* YOUR INSTRUCTIONS
Copy each line in the data that includes the word "Party".
# MATERIAL SUPPLIED start
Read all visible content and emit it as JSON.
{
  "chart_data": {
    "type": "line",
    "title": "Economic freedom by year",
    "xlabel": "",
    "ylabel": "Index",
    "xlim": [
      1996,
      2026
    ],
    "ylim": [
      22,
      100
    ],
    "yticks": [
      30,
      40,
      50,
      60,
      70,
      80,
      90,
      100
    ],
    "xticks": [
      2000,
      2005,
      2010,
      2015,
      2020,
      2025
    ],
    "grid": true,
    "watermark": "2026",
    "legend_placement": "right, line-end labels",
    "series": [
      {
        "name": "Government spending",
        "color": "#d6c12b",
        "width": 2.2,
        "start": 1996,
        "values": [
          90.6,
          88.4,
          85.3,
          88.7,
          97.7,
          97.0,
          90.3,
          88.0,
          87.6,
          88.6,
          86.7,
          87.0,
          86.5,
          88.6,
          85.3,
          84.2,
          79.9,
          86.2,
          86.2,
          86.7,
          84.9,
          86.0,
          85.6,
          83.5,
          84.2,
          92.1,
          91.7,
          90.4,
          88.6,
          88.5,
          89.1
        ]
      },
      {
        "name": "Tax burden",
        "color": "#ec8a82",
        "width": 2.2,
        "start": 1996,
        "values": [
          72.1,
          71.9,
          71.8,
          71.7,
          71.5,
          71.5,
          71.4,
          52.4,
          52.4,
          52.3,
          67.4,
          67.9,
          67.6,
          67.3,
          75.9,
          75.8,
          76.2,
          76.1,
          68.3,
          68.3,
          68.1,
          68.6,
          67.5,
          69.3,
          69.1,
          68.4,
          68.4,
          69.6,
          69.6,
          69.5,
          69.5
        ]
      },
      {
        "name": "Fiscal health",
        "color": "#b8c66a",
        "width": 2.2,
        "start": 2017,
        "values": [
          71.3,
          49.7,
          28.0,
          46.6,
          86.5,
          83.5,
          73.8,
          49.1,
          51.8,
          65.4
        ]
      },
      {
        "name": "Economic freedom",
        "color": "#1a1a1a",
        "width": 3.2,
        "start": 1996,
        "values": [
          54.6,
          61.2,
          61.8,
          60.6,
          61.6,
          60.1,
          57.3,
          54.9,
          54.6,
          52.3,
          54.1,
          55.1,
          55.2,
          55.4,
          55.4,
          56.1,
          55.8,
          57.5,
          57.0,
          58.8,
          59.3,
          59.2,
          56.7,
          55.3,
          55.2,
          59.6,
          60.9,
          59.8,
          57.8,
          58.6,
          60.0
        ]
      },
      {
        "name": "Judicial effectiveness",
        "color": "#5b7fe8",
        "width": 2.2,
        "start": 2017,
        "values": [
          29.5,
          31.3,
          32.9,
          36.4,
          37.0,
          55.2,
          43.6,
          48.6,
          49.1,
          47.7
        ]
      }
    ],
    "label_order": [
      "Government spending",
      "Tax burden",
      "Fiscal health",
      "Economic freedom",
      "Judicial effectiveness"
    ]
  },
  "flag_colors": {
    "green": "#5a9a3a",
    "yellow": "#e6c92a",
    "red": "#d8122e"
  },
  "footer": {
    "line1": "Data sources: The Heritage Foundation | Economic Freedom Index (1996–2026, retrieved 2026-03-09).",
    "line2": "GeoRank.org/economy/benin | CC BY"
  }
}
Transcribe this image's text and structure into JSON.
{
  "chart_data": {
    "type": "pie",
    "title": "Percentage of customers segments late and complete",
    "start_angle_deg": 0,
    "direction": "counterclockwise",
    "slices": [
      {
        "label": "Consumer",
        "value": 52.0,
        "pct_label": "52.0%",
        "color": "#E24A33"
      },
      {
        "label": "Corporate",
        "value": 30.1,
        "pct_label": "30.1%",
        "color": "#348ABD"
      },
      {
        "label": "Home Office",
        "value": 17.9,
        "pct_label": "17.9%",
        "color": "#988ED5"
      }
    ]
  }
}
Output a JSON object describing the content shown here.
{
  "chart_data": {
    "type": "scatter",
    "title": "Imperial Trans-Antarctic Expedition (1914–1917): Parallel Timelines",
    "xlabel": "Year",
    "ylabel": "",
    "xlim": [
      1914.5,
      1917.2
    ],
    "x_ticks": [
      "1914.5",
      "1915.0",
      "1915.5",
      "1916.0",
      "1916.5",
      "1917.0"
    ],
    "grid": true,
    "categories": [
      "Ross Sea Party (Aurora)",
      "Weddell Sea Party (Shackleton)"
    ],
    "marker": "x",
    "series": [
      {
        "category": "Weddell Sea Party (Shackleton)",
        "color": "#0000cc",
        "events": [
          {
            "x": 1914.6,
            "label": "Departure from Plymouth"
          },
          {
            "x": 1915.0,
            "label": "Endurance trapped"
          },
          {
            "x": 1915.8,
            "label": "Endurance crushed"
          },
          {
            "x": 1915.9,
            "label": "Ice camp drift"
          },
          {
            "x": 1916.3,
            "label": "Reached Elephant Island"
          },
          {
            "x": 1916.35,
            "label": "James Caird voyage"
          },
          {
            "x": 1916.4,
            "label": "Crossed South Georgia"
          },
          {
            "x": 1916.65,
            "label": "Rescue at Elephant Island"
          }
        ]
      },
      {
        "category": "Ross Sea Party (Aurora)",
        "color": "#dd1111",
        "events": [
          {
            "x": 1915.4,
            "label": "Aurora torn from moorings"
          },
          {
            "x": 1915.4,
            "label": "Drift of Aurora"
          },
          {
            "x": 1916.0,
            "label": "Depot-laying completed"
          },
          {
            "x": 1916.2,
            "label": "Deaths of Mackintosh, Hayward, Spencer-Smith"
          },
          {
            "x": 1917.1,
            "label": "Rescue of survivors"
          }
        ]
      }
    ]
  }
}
# MATERIAL SUPPLIED end
* WRITTEN SOLUTION
      "Ross Sea Party (Aurora)",
      "Weddell Sea Party (Shackleton)"
        "category": "Weddell Sea Party (Shackleton)",
        "category": "Ross Sea Party (Aurora)",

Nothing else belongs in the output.